YOUR OBJECTIVE | Print all of the lines exactly. Any picture among them stays out.
BEGIN PROVIDED ENTRIES
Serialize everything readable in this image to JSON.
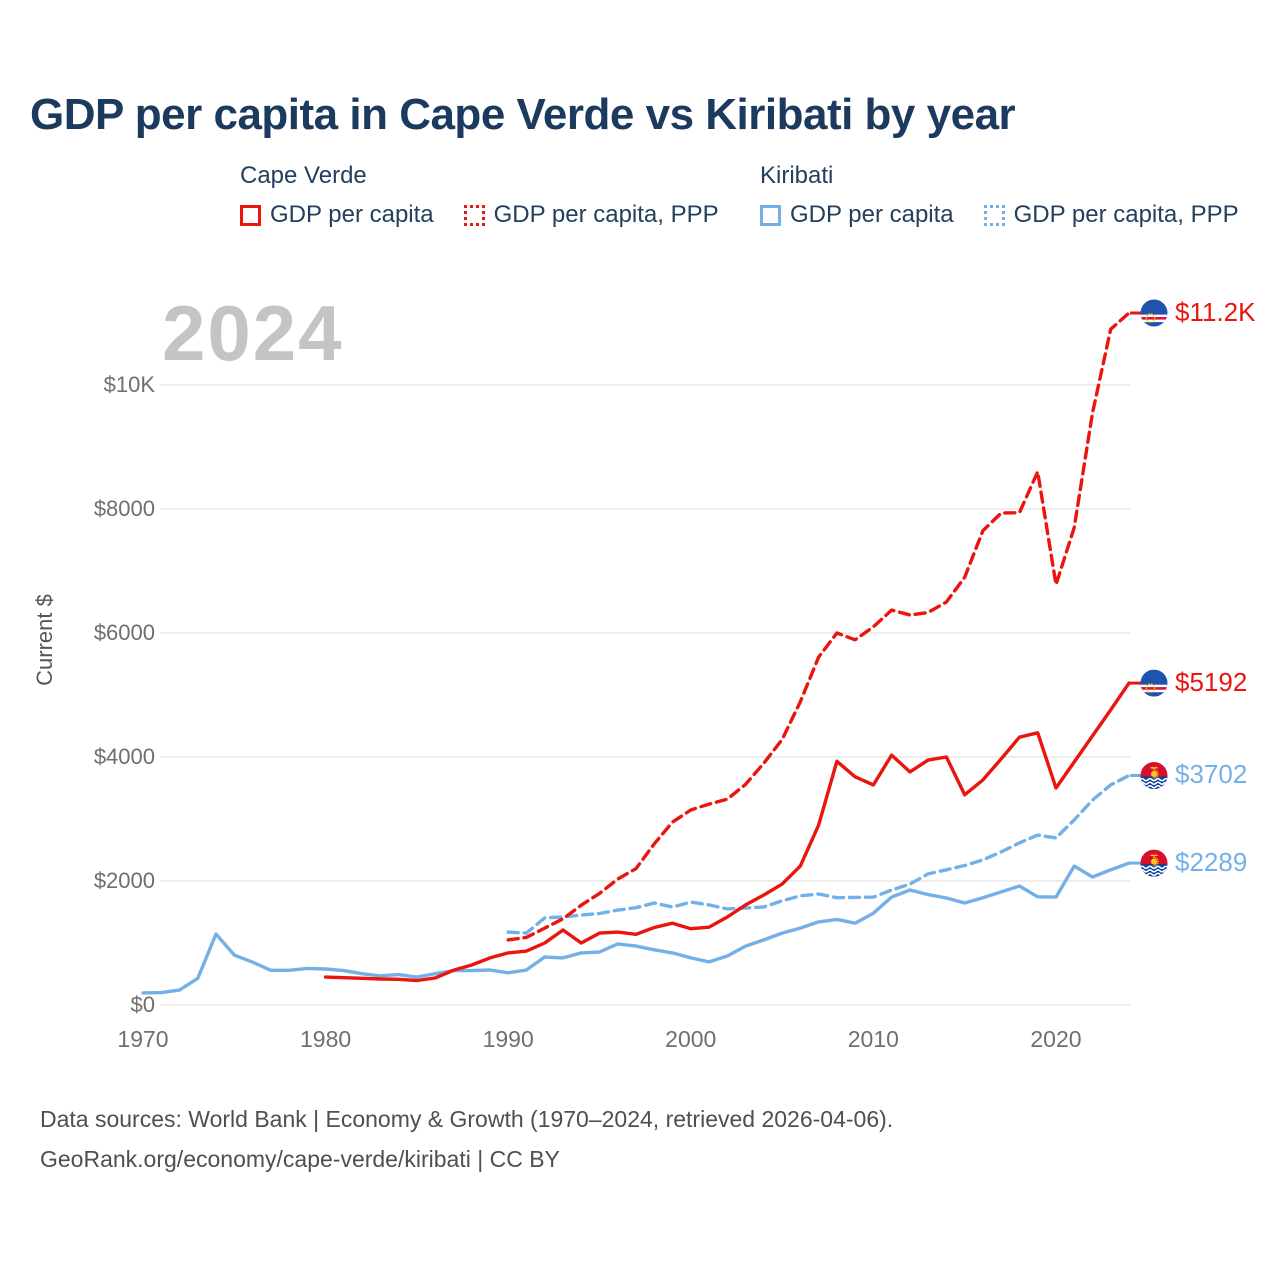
{
  "title": "GDP per capita in Cape Verde vs Kiribati by year",
  "watermark": "2024",
  "colors": {
    "cape_verde": "#ea150e",
    "kiribati": "#74b0e8",
    "title_text": "#1c3a5e",
    "axis_text": "#6f6f6f",
    "watermark_gray": "#c4c4c4",
    "gridline": "#e7e7e7"
  },
  "legend": {
    "groups": [
      {
        "name": "Cape Verde",
        "items": [
          {
            "label": "GDP per capita",
            "style": "solid",
            "color": "#ea150e"
          },
          {
            "label": "GDP per capita, PPP",
            "style": "dotted",
            "color": "#ea150e"
          }
        ]
      },
      {
        "name": "Kiribati",
        "items": [
          {
            "label": "GDP per capita",
            "style": "solid",
            "color": "#74b0e8"
          },
          {
            "label": "GDP per capita, PPP",
            "style": "dotted",
            "color": "#74b0e8"
          }
        ]
      }
    ]
  },
  "chart_data": {
    "type": "line",
    "title": "GDP per capita in Cape Verde vs Kiribati by year",
    "xlabel": "",
    "ylabel": "Current $",
    "xlim": [
      1970,
      2024
    ],
    "ylim": [
      0,
      10000
    ],
    "grid": true,
    "x_ticks": [
      1970,
      1980,
      1990,
      2000,
      2010,
      2020
    ],
    "y_ticks": [
      {
        "value": 0,
        "label": "$0"
      },
      {
        "value": 2000,
        "label": "$2000"
      },
      {
        "value": 4000,
        "label": "$4000"
      },
      {
        "value": 6000,
        "label": "$6000"
      },
      {
        "value": 8000,
        "label": "$8000"
      },
      {
        "value": 10000,
        "label": "$10K"
      }
    ],
    "series": [
      {
        "id": "cape-verde-gdp",
        "name": "Cape Verde GDP per capita",
        "country": "cape-verde",
        "color": "#ea150e",
        "dash": "solid",
        "end_label": "$5192",
        "start_year": 1980,
        "values": [
          450,
          440,
          430,
          420,
          415,
          395,
          435,
          560,
          645,
          760,
          840,
          870,
          1000,
          1210,
          1000,
          1160,
          1175,
          1140,
          1250,
          1320,
          1230,
          1255,
          1420,
          1615,
          1775,
          1950,
          2240,
          2900,
          3930,
          3680,
          3550,
          4030,
          3760,
          3950,
          4000,
          3390,
          3630,
          3970,
          4320,
          4390,
          3500,
          3920,
          4340,
          4760,
          5192
        ]
      },
      {
        "id": "cape-verde-gdp-ppp",
        "name": "Cape Verde GDP per capita, PPP",
        "country": "cape-verde",
        "color": "#ea150e",
        "dash": "dashed",
        "end_label": "$11.2K",
        "start_year": 1990,
        "values": [
          1050,
          1090,
          1240,
          1390,
          1610,
          1800,
          2030,
          2200,
          2600,
          2950,
          3145,
          3240,
          3320,
          3560,
          3900,
          4280,
          4890,
          5610,
          6000,
          5890,
          6100,
          6370,
          6290,
          6330,
          6500,
          6900,
          7650,
          7935,
          7940,
          8600,
          6780,
          7700,
          9550,
          10900,
          11161
        ]
      },
      {
        "id": "kiribati-gdp",
        "name": "Kiribati GDP per capita",
        "country": "kiribati",
        "color": "#74b0e8",
        "dash": "solid",
        "end_label": "$2289",
        "start_year": 1970,
        "values": [
          195,
          200,
          240,
          430,
          1145,
          805,
          690,
          560,
          560,
          590,
          580,
          555,
          505,
          470,
          490,
          450,
          505,
          555,
          555,
          565,
          520,
          565,
          775,
          760,
          840,
          855,
          985,
          950,
          890,
          840,
          760,
          695,
          790,
          950,
          1050,
          1160,
          1240,
          1340,
          1380,
          1320,
          1480,
          1740,
          1855,
          1780,
          1725,
          1645,
          1730,
          1825,
          1920,
          1745,
          1740,
          2240,
          2065,
          2180,
          2289
        ]
      },
      {
        "id": "kiribati-gdp-ppp",
        "name": "Kiribati GDP per capita, PPP",
        "country": "kiribati",
        "color": "#74b0e8",
        "dash": "dashed",
        "end_label": "$3702",
        "start_year": 1990,
        "values": [
          1175,
          1160,
          1405,
          1420,
          1450,
          1475,
          1530,
          1570,
          1645,
          1580,
          1660,
          1615,
          1550,
          1565,
          1580,
          1680,
          1760,
          1790,
          1730,
          1735,
          1740,
          1855,
          1950,
          2115,
          2180,
          2250,
          2340,
          2470,
          2615,
          2740,
          2695,
          2985,
          3305,
          3550,
          3702
        ]
      }
    ]
  },
  "footer": {
    "line1": "Data sources: World Bank | Economy & Growth (1970–2024, retrieved 2026-04-06).",
    "line2": "GeoRank.org/economy/cape-verde/kiribati | CC BY"
  }
}
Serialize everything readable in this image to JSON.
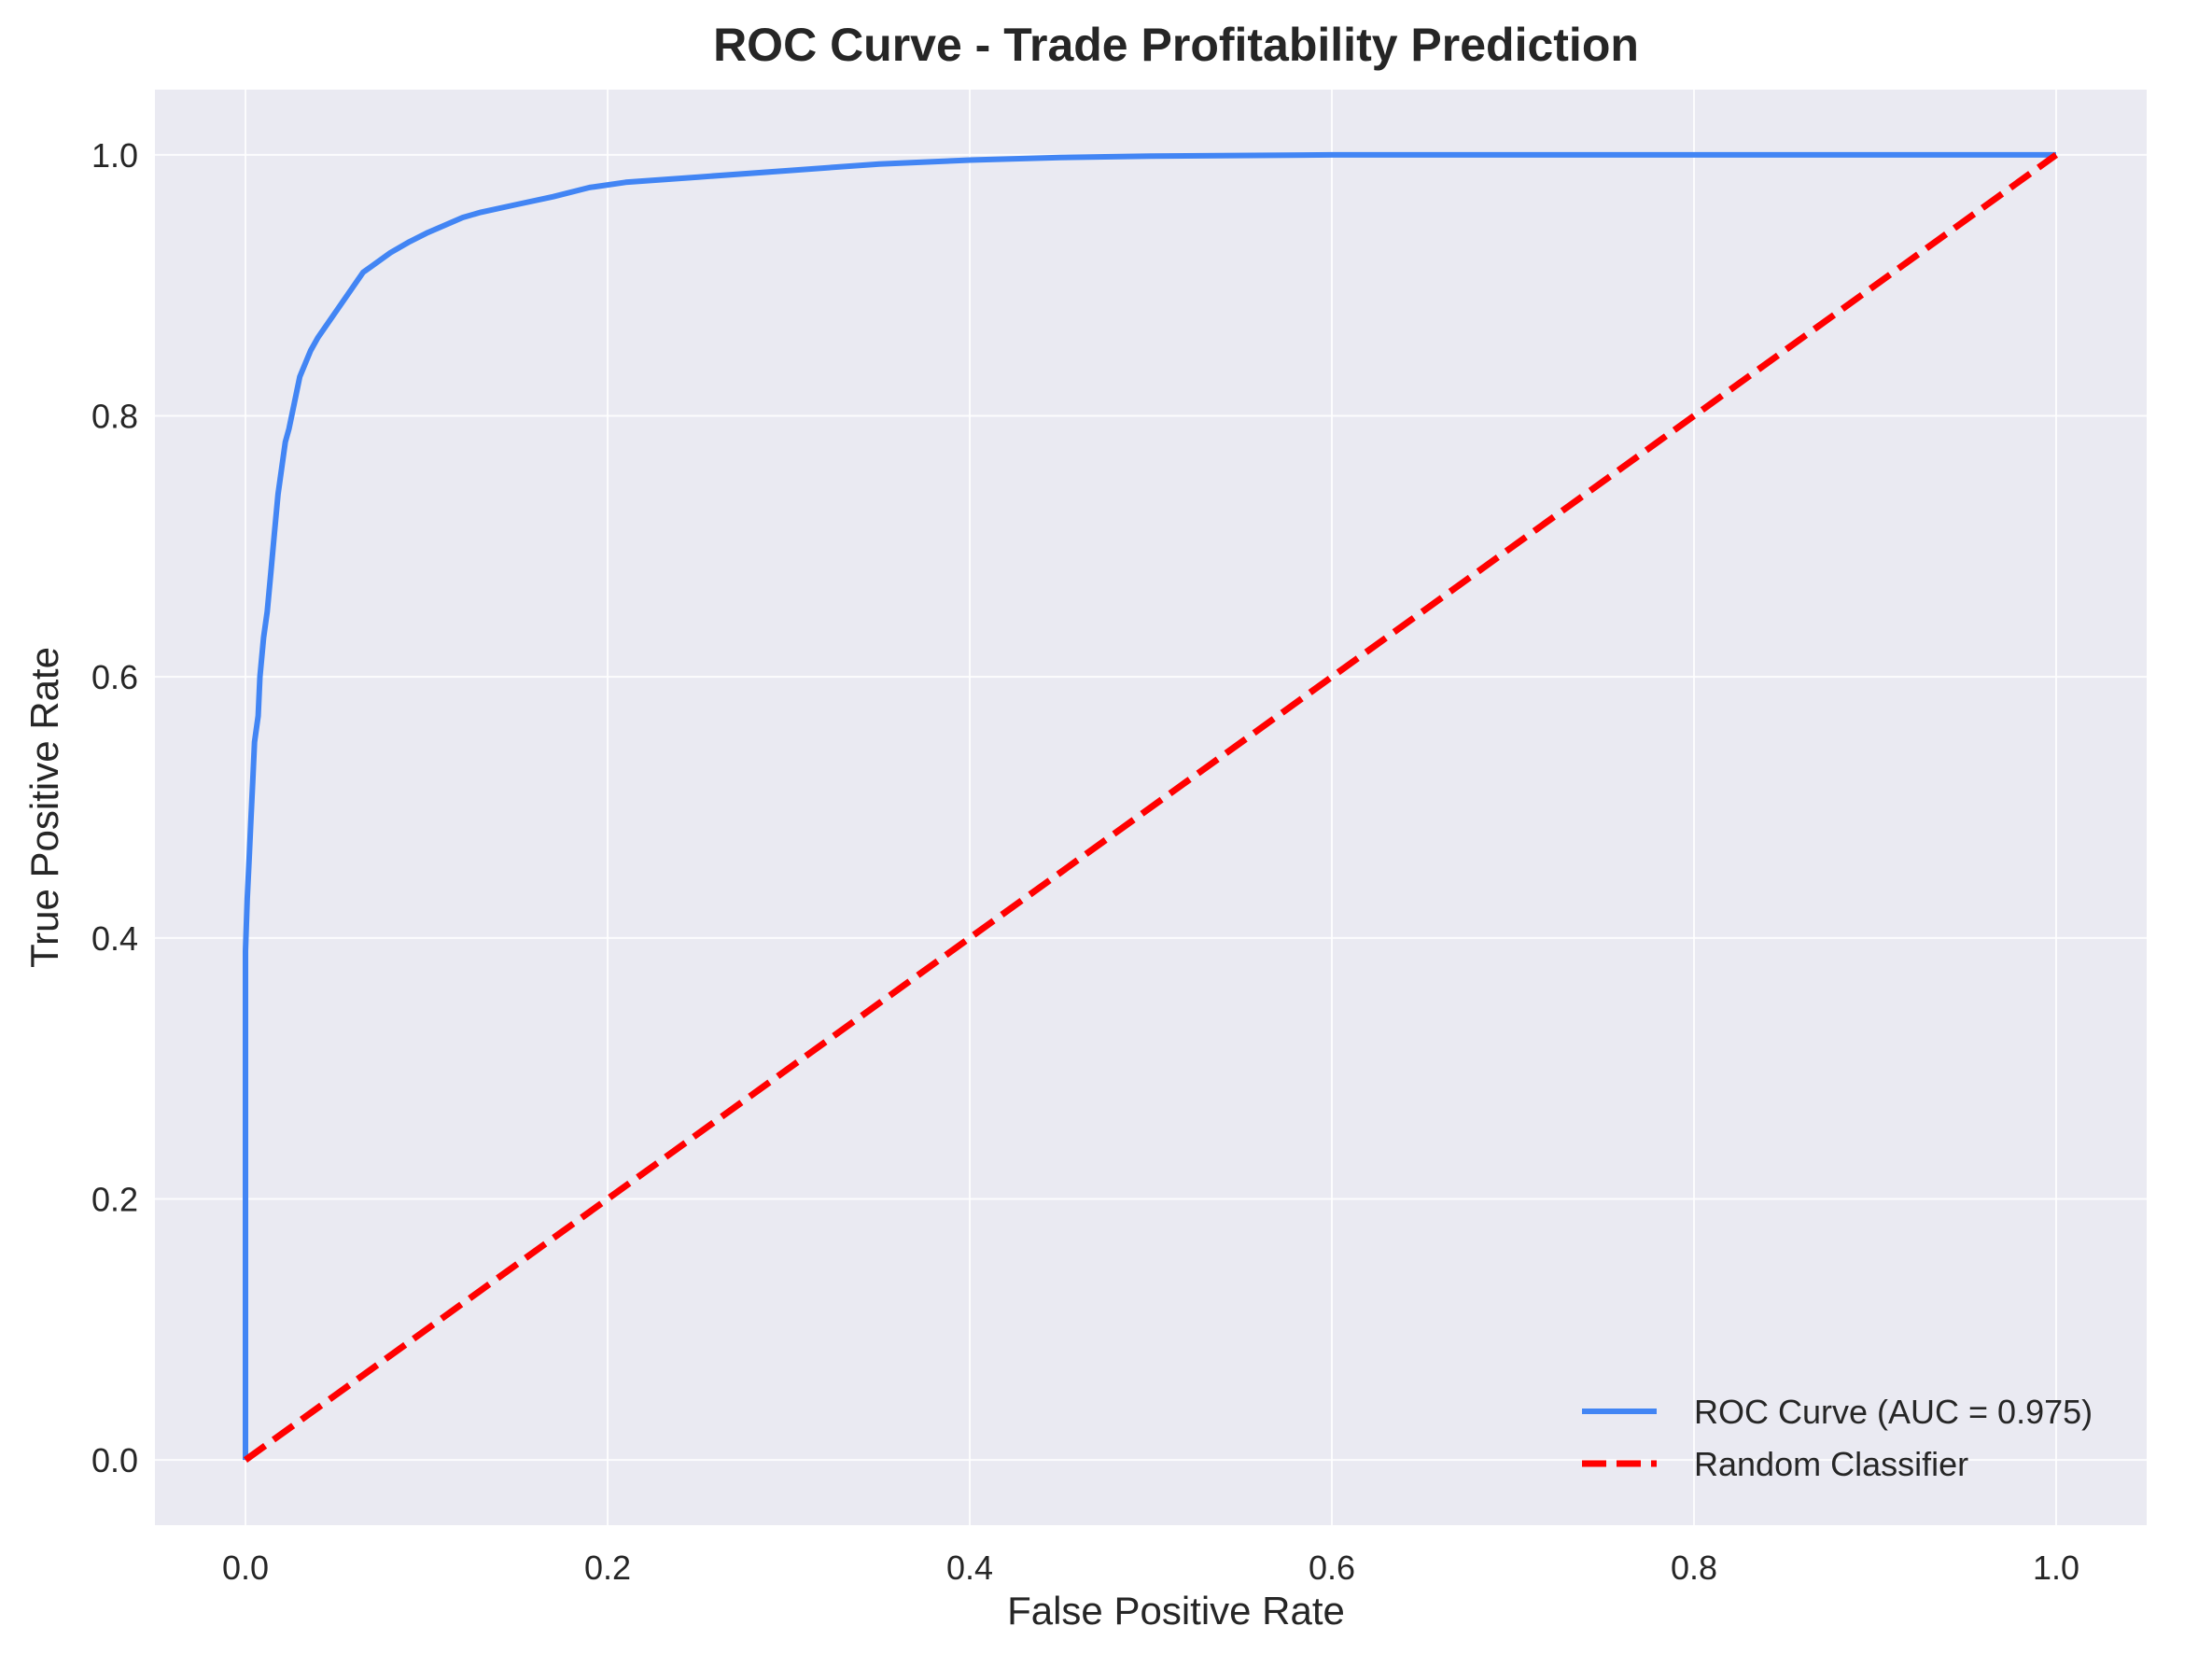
{
  "chart_data": {
    "type": "line",
    "title": "ROC Curve - Trade Profitability Prediction",
    "xlabel": "False Positive Rate",
    "ylabel": "True Positive Rate",
    "xlim": [
      -0.05,
      1.05
    ],
    "ylim": [
      -0.05,
      1.05
    ],
    "xticks": [
      0.0,
      0.2,
      0.4,
      0.6,
      0.8,
      1.0
    ],
    "xtick_labels": [
      "0.0",
      "0.2",
      "0.4",
      "0.6",
      "0.8",
      "1.0"
    ],
    "yticks": [
      0.0,
      0.2,
      0.4,
      0.6,
      0.8,
      1.0
    ],
    "ytick_labels": [
      "0.0",
      "0.2",
      "0.4",
      "0.6",
      "0.8",
      "1.0"
    ],
    "grid": true,
    "legend_position": "lower-right",
    "background_color": "#eaeaf2",
    "series": [
      {
        "name": "ROC Curve (AUC = 0.975)",
        "color": "#4285f4",
        "style": "solid",
        "x": [
          0.0,
          0.0,
          0.0,
          0.0,
          0.001,
          0.002,
          0.003,
          0.004,
          0.005,
          0.007,
          0.008,
          0.01,
          0.012,
          0.014,
          0.016,
          0.018,
          0.02,
          0.022,
          0.024,
          0.027,
          0.03,
          0.033,
          0.036,
          0.04,
          0.045,
          0.05,
          0.055,
          0.06,
          0.065,
          0.07,
          0.075,
          0.08,
          0.09,
          0.1,
          0.11,
          0.12,
          0.13,
          0.15,
          0.17,
          0.19,
          0.21,
          0.25,
          0.3,
          0.35,
          0.4,
          0.45,
          0.5,
          0.6,
          0.8,
          1.0
        ],
        "y": [
          0.0,
          0.2,
          0.35,
          0.39,
          0.43,
          0.46,
          0.49,
          0.52,
          0.55,
          0.57,
          0.6,
          0.63,
          0.65,
          0.68,
          0.71,
          0.74,
          0.76,
          0.78,
          0.79,
          0.81,
          0.83,
          0.84,
          0.85,
          0.86,
          0.87,
          0.88,
          0.89,
          0.9,
          0.91,
          0.915,
          0.92,
          0.925,
          0.933,
          0.94,
          0.946,
          0.952,
          0.956,
          0.962,
          0.968,
          0.975,
          0.979,
          0.983,
          0.988,
          0.993,
          0.996,
          0.998,
          0.999,
          1.0,
          1.0,
          1.0
        ]
      },
      {
        "name": "Random Classifier",
        "color": "#ff0000",
        "style": "dashed",
        "x": [
          0.0,
          1.0
        ],
        "y": [
          0.0,
          1.0
        ]
      }
    ]
  }
}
END PROVIDED ENTRIES
RESPONSE |
Serialize everything readable in this image to JSON.
{
  "title": "GDP per capita in Cape Verde vs Kiribati by year",
  "watermark": "2024",
  "colors": {
    "cape_verde": "#ea150e",
    "kiribati": "#74b0e8",
    "title_text": "#1c3a5e",
    "axis_text": "#6f6f6f",
    "watermark_gray": "#c4c4c4",
    "gridline": "#e7e7e7"
  },
  "legend": {
    "groups": [
      {
        "name": "Cape Verde",
        "items": [
          {
            "label": "GDP per capita",
            "style": "solid",
            "color": "#ea150e"
          },
          {
            "label": "GDP per capita, PPP",
            "style": "dotted",
            "color": "#ea150e"
          }
        ]
      },
      {
        "name": "Kiribati",
        "items": [
          {
            "label": "GDP per capita",
            "style": "solid",
            "color": "#74b0e8"
          },
          {
            "label": "GDP per capita, PPP",
            "style": "dotted",
            "color": "#74b0e8"
          }
        ]
      }
    ]
  },
  "chart_data": {
    "type": "line",
    "title": "GDP per capita in Cape Verde vs Kiribati by year",
    "xlabel": "",
    "ylabel": "Current $",
    "xlim": [
      1970,
      2024
    ],
    "ylim": [
      0,
      10000
    ],
    "grid": true,
    "x_ticks": [
      1970,
      1980,
      1990,
      2000,
      2010,
      2020
    ],
    "y_ticks": [
      {
        "value": 0,
        "label": "$0"
      },
      {
        "value": 2000,
        "label": "$2000"
      },
      {
        "value": 4000,
        "label": "$4000"
      },
      {
        "value": 6000,
        "label": "$6000"
      },
      {
        "value": 8000,
        "label": "$8000"
      },
      {
        "value": 10000,
        "label": "$10K"
      }
    ],
    "series": [
      {
        "id": "cape-verde-gdp",
        "name": "Cape Verde GDP per capita",
        "country": "cape-verde",
        "color": "#ea150e",
        "dash": "solid",
        "end_label": "$5192",
        "start_year": 1980,
        "values": [
          450,
          440,
          430,
          420,
          415,
          395,
          435,
          560,
          645,
          760,
          840,
          870,
          1000,
          1210,
          1000,
          1160,
          1175,
          1140,
          1250,
          1320,
          1230,
          1255,
          1420,
          1615,
          1775,
          1950,
          2240,
          2900,
          3930,
          3680,
          3550,
          4030,
          3760,
          3950,
          4000,
          3390,
          3630,
          3970,
          4320,
          4390,
          3500,
          3920,
          4340,
          4760,
          5192
        ]
      },
      {
        "id": "cape-verde-gdp-ppp",
        "name": "Cape Verde GDP per capita, PPP",
        "country": "cape-verde",
        "color": "#ea150e",
        "dash": "dashed",
        "end_label": "$11.2K",
        "start_year": 1990,
        "values": [
          1050,
          1090,
          1240,
          1390,
          1610,
          1800,
          2030,
          2200,
          2600,
          2950,
          3145,
          3240,
          3320,
          3560,
          3900,
          4280,
          4890,
          5610,
          6000,
          5890,
          6100,
          6370,
          6290,
          6330,
          6500,
          6900,
          7650,
          7935,
          7940,
          8600,
          6780,
          7700,
          9550,
          10900,
          11161
        ]
      },
      {
        "id": "kiribati-gdp",
        "name": "Kiribati GDP per capita",
        "country": "kiribati",
        "color": "#74b0e8",
        "dash": "solid",
        "end_label": "$2289",
        "start_year": 1970,
        "values": [
          195,
          200,
          240,
          430,
          1145,
          805,
          690,
          560,
          560,
          590,
          580,
          555,
          505,
          470,
          490,
          450,
          505,
          555,
          555,
          565,
          520,
          565,
          775,
          760,
          840,
          855,
          985,
          950,
          890,
          840,
          760,
          695,
          790,
          950,
          1050,
          1160,
          1240,
          1340,
          1380,
          1320,
          1480,
          1740,
          1855,
          1780,
          1725,
          1645,
          1730,
          1825,
          1920,
          1745,
          1740,
          2240,
          2065,
          2180,
          2289
        ]
      },
      {
        "id": "kiribati-gdp-ppp",
        "name": "Kiribati GDP per capita, PPP",
        "country": "kiribati",
        "color": "#74b0e8",
        "dash": "dashed",
        "end_label": "$3702",
        "start_year": 1990,
        "values": [
          1175,
          1160,
          1405,
          1420,
          1450,
          1475,
          1530,
          1570,
          1645,
          1580,
          1660,
          1615,
          1550,
          1565,
          1580,
          1680,
          1760,
          1790,
          1730,
          1735,
          1740,
          1855,
          1950,
          2115,
          2180,
          2250,
          2340,
          2470,
          2615,
          2740,
          2695,
          2985,
          3305,
          3550,
          3702
        ]
      }
    ]
  },
  "footer": {
    "line1": "Data sources: World Bank | Economy & Growth (1970–2024, retrieved 2026-04-06).",
    "line2": "GeoRank.org/economy/cape-verde/kiribati | CC BY"
  }
}
Serialize everything readable in this image to JSON.
{
  "chart_data": {
    "type": "line",
    "title": "ROC Curve - Trade Profitability Prediction",
    "xlabel": "False Positive Rate",
    "ylabel": "True Positive Rate",
    "xlim": [
      -0.05,
      1.05
    ],
    "ylim": [
      -0.05,
      1.05
    ],
    "xticks": [
      0.0,
      0.2,
      0.4,
      0.6,
      0.8,
      1.0
    ],
    "xtick_labels": [
      "0.0",
      "0.2",
      "0.4",
      "0.6",
      "0.8",
      "1.0"
    ],
    "yticks": [
      0.0,
      0.2,
      0.4,
      0.6,
      0.8,
      1.0
    ],
    "ytick_labels": [
      "0.0",
      "0.2",
      "0.4",
      "0.6",
      "0.8",
      "1.0"
    ],
    "grid": true,
    "legend_position": "lower-right",
    "background_color": "#eaeaf2",
    "series": [
      {
        "name": "ROC Curve (AUC = 0.975)",
        "color": "#4285f4",
        "style": "solid",
        "x": [
          0.0,
          0.0,
          0.0,
          0.0,
          0.001,
          0.002,
          0.003,
          0.004,
          0.005,
          0.007,
          0.008,
          0.01,
          0.012,
          0.014,
          0.016,
          0.018,
          0.02,
          0.022,
          0.024,
          0.027,
          0.03,
          0.033,
          0.036,
          0.04,
          0.045,
          0.05,
          0.055,
          0.06,
          0.065,
          0.07,
          0.075,
          0.08,
          0.09,
          0.1,
          0.11,
          0.12,
          0.13,
          0.15,
          0.17,
          0.19,
          0.21,
          0.25,
          0.3,
          0.35,
          0.4,
          0.45,
          0.5,
          0.6,
          0.8,
          1.0
        ],
        "y": [
          0.0,
          0.2,
          0.35,
          0.39,
          0.43,
          0.46,
          0.49,
          0.52,
          0.55,
          0.57,
          0.6,
          0.63,
          0.65,
          0.68,
          0.71,
          0.74,
          0.76,
          0.78,
          0.79,
          0.81,
          0.83,
          0.84,
          0.85,
          0.86,
          0.87,
          0.88,
          0.89,
          0.9,
          0.91,
          0.915,
          0.92,
          0.925,
          0.933,
          0.94,
          0.946,
          0.952,
          0.956,
          0.962,
          0.968,
          0.975,
          0.979,
          0.983,
          0.988,
          0.993,
          0.996,
          0.998,
          0.999,
          1.0,
          1.0,
          1.0
        ]
      },
      {
        "name": "Random Classifier",
        "color": "#ff0000",
        "style": "dashed",
        "x": [
          0.0,
          1.0
        ],
        "y": [
          0.0,
          1.0
        ]
      }
    ]
  }
}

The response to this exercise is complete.